§ **WORK INSTRUCTIONS**
Please extract every line in the data below that contains the string "swatch".

Element and region listings:
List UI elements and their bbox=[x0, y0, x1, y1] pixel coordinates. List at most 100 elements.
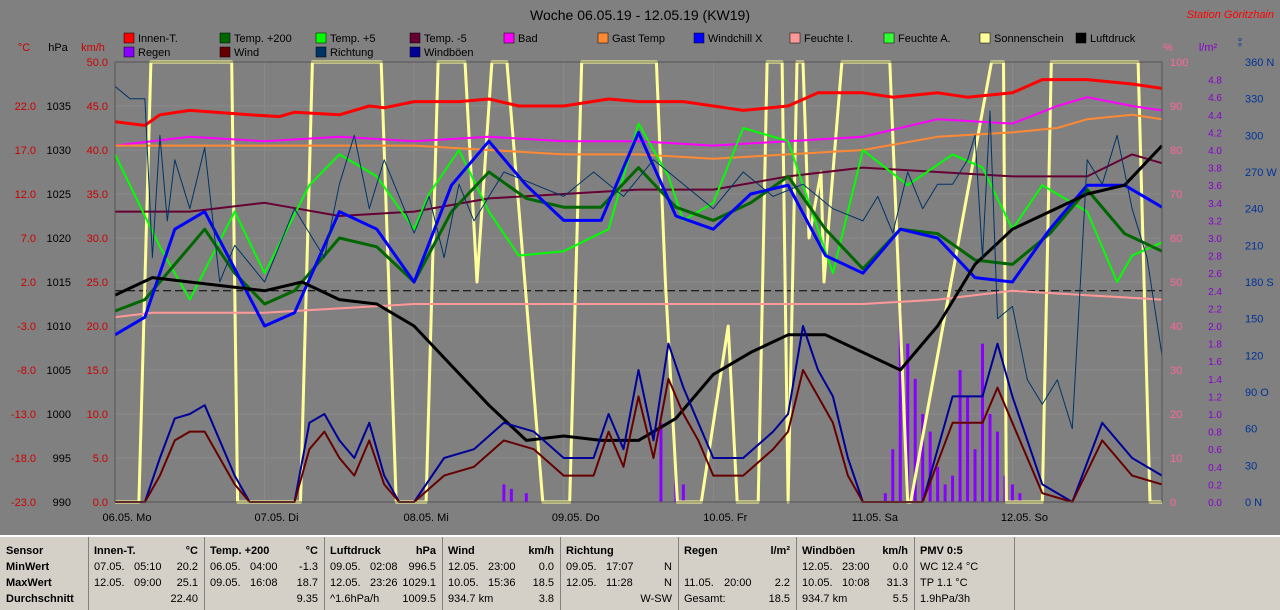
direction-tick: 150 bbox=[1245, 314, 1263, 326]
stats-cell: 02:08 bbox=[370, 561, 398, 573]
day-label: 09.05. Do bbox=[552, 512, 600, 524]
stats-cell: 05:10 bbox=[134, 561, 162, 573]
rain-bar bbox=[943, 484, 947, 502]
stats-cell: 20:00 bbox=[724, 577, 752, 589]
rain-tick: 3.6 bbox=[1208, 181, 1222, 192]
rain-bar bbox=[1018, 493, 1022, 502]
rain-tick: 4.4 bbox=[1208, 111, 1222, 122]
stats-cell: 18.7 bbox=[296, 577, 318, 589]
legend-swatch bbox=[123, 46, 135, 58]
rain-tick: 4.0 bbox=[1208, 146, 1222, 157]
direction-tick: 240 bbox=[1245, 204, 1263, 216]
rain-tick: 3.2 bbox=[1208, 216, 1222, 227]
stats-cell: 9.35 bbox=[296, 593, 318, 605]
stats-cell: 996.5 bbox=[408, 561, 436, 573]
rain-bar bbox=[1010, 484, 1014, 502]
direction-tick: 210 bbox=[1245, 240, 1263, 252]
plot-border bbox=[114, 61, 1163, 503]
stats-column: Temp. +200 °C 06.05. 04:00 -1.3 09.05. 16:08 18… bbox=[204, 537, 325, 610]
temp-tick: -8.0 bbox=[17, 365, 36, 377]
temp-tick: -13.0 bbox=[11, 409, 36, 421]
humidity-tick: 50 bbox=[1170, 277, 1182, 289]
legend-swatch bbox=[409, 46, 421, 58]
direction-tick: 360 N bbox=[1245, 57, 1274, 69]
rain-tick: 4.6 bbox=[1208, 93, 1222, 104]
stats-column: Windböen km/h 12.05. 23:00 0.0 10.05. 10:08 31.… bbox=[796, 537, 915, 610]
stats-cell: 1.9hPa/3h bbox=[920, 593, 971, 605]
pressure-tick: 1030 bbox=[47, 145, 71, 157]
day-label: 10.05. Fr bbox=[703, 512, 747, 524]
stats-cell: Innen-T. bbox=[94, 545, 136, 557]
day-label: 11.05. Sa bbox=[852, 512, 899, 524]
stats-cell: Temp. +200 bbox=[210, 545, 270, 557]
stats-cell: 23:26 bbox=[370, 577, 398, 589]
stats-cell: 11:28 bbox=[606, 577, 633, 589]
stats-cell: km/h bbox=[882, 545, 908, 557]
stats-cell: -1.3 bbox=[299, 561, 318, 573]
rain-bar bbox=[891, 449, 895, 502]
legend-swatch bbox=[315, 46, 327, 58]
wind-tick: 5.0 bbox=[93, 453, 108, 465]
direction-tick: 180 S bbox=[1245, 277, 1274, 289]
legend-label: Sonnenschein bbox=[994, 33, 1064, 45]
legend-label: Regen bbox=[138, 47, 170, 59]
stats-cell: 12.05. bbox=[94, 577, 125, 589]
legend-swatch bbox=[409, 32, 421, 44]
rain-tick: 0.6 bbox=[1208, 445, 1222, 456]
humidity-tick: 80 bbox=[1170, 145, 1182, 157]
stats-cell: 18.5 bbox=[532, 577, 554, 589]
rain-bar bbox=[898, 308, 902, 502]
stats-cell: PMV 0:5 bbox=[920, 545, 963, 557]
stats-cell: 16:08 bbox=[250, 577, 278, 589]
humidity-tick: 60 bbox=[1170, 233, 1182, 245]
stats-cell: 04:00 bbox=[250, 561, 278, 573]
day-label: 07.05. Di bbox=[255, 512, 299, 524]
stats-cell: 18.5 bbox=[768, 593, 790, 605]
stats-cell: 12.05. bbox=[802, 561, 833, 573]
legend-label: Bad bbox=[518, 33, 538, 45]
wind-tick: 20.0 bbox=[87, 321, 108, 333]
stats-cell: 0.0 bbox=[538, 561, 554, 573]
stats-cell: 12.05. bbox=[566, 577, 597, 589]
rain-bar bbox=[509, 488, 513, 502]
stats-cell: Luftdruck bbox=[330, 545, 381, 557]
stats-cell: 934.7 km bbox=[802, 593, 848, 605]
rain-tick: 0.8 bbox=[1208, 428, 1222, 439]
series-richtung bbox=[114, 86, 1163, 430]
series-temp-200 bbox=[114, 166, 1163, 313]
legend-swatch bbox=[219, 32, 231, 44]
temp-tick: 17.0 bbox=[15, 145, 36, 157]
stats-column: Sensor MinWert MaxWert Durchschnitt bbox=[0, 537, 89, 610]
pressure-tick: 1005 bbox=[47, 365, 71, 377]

§ **EXPECTED ANSWER**
legend-swatch bbox=[123, 46, 135, 58]
legend-swatch bbox=[409, 46, 421, 58]
legend-swatch bbox=[315, 46, 327, 58]
legend-swatch bbox=[409, 32, 421, 44]
legend-swatch bbox=[219, 32, 231, 44]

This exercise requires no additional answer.